• What you need to do: Return the material below in full and exactly.

(Collected data)
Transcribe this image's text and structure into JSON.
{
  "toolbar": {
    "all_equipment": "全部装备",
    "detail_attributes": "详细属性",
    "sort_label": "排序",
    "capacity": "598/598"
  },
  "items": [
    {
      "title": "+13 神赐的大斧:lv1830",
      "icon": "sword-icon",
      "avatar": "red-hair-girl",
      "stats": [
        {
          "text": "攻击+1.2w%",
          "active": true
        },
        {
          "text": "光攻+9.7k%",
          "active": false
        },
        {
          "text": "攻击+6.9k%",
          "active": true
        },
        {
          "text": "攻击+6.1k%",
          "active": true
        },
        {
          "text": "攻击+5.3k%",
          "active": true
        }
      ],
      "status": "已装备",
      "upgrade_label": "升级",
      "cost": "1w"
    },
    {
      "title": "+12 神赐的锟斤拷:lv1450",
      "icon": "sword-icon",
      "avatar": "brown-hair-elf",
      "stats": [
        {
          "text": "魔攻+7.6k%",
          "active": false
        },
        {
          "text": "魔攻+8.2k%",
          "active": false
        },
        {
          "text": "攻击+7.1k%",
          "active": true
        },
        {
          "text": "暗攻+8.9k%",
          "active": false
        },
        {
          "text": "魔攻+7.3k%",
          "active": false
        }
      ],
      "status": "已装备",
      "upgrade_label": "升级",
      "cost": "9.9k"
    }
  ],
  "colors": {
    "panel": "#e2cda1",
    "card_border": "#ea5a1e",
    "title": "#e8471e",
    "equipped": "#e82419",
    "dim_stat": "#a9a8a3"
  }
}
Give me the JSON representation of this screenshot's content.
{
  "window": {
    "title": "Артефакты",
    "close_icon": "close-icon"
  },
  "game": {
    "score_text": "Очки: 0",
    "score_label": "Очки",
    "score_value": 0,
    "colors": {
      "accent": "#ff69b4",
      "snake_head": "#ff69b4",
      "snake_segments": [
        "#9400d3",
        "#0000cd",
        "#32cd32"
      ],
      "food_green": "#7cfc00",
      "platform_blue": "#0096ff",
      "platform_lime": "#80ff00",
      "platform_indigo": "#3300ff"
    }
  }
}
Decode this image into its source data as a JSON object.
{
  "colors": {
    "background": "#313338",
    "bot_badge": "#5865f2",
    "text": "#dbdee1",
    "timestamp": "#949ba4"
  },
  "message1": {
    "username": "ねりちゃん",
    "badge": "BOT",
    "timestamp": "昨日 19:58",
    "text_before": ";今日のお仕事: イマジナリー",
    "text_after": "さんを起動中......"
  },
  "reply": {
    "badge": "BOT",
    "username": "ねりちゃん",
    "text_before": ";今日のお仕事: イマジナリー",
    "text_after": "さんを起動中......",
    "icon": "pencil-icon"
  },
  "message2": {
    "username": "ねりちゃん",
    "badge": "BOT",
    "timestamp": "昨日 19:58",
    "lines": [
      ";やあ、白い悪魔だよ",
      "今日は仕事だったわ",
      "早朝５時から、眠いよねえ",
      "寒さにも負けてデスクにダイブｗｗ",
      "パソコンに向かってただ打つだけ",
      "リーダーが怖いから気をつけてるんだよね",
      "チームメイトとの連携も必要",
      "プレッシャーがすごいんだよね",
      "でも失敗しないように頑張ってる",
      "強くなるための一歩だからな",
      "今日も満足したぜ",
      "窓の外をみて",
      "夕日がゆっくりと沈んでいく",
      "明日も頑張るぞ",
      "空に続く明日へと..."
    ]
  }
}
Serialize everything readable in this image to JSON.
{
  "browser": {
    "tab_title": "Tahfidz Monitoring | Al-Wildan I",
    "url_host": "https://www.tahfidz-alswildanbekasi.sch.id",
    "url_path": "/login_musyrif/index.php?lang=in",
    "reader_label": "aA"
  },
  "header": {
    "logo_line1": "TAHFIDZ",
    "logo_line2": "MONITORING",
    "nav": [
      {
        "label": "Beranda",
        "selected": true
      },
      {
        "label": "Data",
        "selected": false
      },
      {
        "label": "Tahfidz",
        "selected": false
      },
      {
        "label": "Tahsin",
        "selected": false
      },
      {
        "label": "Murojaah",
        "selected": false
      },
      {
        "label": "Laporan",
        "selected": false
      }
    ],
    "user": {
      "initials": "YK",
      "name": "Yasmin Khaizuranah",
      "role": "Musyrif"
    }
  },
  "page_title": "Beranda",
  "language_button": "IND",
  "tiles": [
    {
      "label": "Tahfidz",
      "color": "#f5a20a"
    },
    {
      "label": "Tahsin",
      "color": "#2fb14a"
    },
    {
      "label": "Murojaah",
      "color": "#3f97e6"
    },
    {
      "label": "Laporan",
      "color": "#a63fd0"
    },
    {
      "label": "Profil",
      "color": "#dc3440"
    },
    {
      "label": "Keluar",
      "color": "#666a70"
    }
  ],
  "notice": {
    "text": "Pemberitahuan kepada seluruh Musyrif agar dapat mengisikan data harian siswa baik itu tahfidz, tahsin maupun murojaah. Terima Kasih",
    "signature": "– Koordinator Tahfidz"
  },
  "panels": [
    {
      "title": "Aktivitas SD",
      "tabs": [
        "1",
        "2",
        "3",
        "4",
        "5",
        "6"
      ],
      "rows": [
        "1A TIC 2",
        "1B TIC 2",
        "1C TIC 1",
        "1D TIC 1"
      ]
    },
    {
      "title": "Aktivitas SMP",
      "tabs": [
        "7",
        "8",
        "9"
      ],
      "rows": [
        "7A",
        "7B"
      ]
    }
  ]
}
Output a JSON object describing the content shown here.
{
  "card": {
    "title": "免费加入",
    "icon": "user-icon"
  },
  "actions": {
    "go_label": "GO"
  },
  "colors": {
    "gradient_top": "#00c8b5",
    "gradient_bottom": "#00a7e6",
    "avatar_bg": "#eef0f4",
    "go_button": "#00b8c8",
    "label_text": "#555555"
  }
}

• Result:
Transcribe this image's text and structure into JSON.
{
  "toolbar": {
    "all_equipment": "全部装备",
    "detail_attributes": "详细属性",
    "sort_label": "排序",
    "capacity": "598/598"
  },
  "items": [
    {
      "title": "+13 神赐的大斧:lv1830",
      "icon": "sword-icon",
      "avatar": "red-hair-girl",
      "stats": [
        {
          "text": "攻击+1.2w%",
          "active": true
        },
        {
          "text": "光攻+9.7k%",
          "active": false
        },
        {
          "text": "攻击+6.9k%",
          "active": true
        },
        {
          "text": "攻击+6.1k%",
          "active": true
        },
        {
          "text": "攻击+5.3k%",
          "active": true
        }
      ],
      "status": "已装备",
      "upgrade_label": "升级",
      "cost": "1w"
    },
    {
      "title": "+12 神赐的锟斤拷:lv1450",
      "icon": "sword-icon",
      "avatar": "brown-hair-elf",
      "stats": [
        {
          "text": "魔攻+7.6k%",
          "active": false
        },
        {
          "text": "魔攻+8.2k%",
          "active": false
        },
        {
          "text": "攻击+7.1k%",
          "active": true
        },
        {
          "text": "暗攻+8.9k%",
          "active": false
        },
        {
          "text": "魔攻+7.3k%",
          "active": false
        }
      ],
      "status": "已装备",
      "upgrade_label": "升级",
      "cost": "9.9k"
    }
  ],
  "colors": {
    "panel": "#e2cda1",
    "card_border": "#ea5a1e",
    "title": "#e8471e",
    "equipped": "#e82419",
    "dim_stat": "#a9a8a3"
  }
}
Give me the JSON representation of this screenshot's content.
{
  "window": {
    "title": "Артефакты",
    "close_icon": "close-icon"
  },
  "game": {
    "score_text": "Очки: 0",
    "score_label": "Очки",
    "score_value": 0,
    "colors": {
      "accent": "#ff69b4",
      "snake_head": "#ff69b4",
      "snake_segments": [
        "#9400d3",
        "#0000cd",
        "#32cd32"
      ],
      "food_green": "#7cfc00",
      "platform_blue": "#0096ff",
      "platform_lime": "#80ff00",
      "platform_indigo": "#3300ff"
    }
  }
}
Decode this image into its source data as a JSON object.
{
  "colors": {
    "background": "#313338",
    "bot_badge": "#5865f2",
    "text": "#dbdee1",
    "timestamp": "#949ba4"
  },
  "message1": {
    "username": "ねりちゃん",
    "badge": "BOT",
    "timestamp": "昨日 19:58",
    "text_before": ";今日のお仕事: イマジナリー",
    "text_after": "さんを起動中......"
  },
  "reply": {
    "badge": "BOT",
    "username": "ねりちゃん",
    "text_before": ";今日のお仕事: イマジナリー",
    "text_after": "さんを起動中......",
    "icon": "pencil-icon"
  },
  "message2": {
    "username": "ねりちゃん",
    "badge": "BOT",
    "timestamp": "昨日 19:58",
    "lines": [
      ";やあ、白い悪魔だよ",
      "今日は仕事だったわ",
      "早朝５時から、眠いよねえ",
      "寒さにも負けてデスクにダイブｗｗ",
      "パソコンに向かってただ打つだけ",
      "リーダーが怖いから気をつけてるんだよね",
      "チームメイトとの連携も必要",
      "プレッシャーがすごいんだよね",
      "でも失敗しないように頑張ってる",
      "強くなるための一歩だからな",
      "今日も満足したぜ",
      "窓の外をみて",
      "夕日がゆっくりと沈んでいく",
      "明日も頑張るぞ",
      "空に続く明日へと..."
    ]
  }
}
Serialize everything readable in this image to JSON.
{
  "browser": {
    "tab_title": "Tahfidz Monitoring | Al-Wildan I",
    "url_host": "https://www.tahfidz-alswildanbekasi.sch.id",
    "url_path": "/login_musyrif/index.php?lang=in",
    "reader_label": "aA"
  },
  "header": {
    "logo_line1": "TAHFIDZ",
    "logo_line2": "MONITORING",
    "nav": [
      {
        "label": "Beranda",
        "selected": true
      },
      {
        "label": "Data",
        "selected": false
      },
      {
        "label": "Tahfidz",
        "selected": false
      },
      {
        "label": "Tahsin",
        "selected": false
      },
      {
        "label": "Murojaah",
        "selected": false
      },
      {
        "label": "Laporan",
        "selected": false
      }
    ],
    "user": {
      "initials": "YK",
      "name": "Yasmin Khaizuranah",
      "role": "Musyrif"
    }
  },
  "page_title": "Beranda",
  "language_button": "IND",
  "tiles": [
    {
      "label": "Tahfidz",
      "color": "#f5a20a"
    },
    {
      "label": "Tahsin",
      "color": "#2fb14a"
    },
    {
      "label": "Murojaah",
      "color": "#3f97e6"
    },
    {
      "label": "Laporan",
      "color": "#a63fd0"
    },
    {
      "label": "Profil",
      "color": "#dc3440"
    },
    {
      "label": "Keluar",
      "color": "#666a70"
    }
  ],
  "notice": {
    "text": "Pemberitahuan kepada seluruh Musyrif agar dapat mengisikan data harian siswa baik itu tahfidz, tahsin maupun murojaah. Terima Kasih",
    "signature": "– Koordinator Tahfidz"
  },
  "panels": [
    {
      "title": "Aktivitas SD",
      "tabs": [
        "1",
        "2",
        "3",
        "4",
        "5",
        "6"
      ],
      "rows": [
        "1A TIC 2",
        "1B TIC 2",
        "1C TIC 1",
        "1D TIC 1"
      ]
    },
    {
      "title": "Aktivitas SMP",
      "tabs": [
        "7",
        "8",
        "9"
      ],
      "rows": [
        "7A",
        "7B"
      ]
    }
  ]
}
Output a JSON object describing the content shown here.
{
  "card": {
    "title": "免费加入",
    "icon": "user-icon"
  },
  "actions": {
    "go_label": "GO"
  },
  "colors": {
    "gradient_top": "#00c8b5",
    "gradient_bottom": "#00a7e6",
    "avatar_bg": "#eef0f4",
    "go_button": "#00b8c8",
    "label_text": "#555555"
  }
}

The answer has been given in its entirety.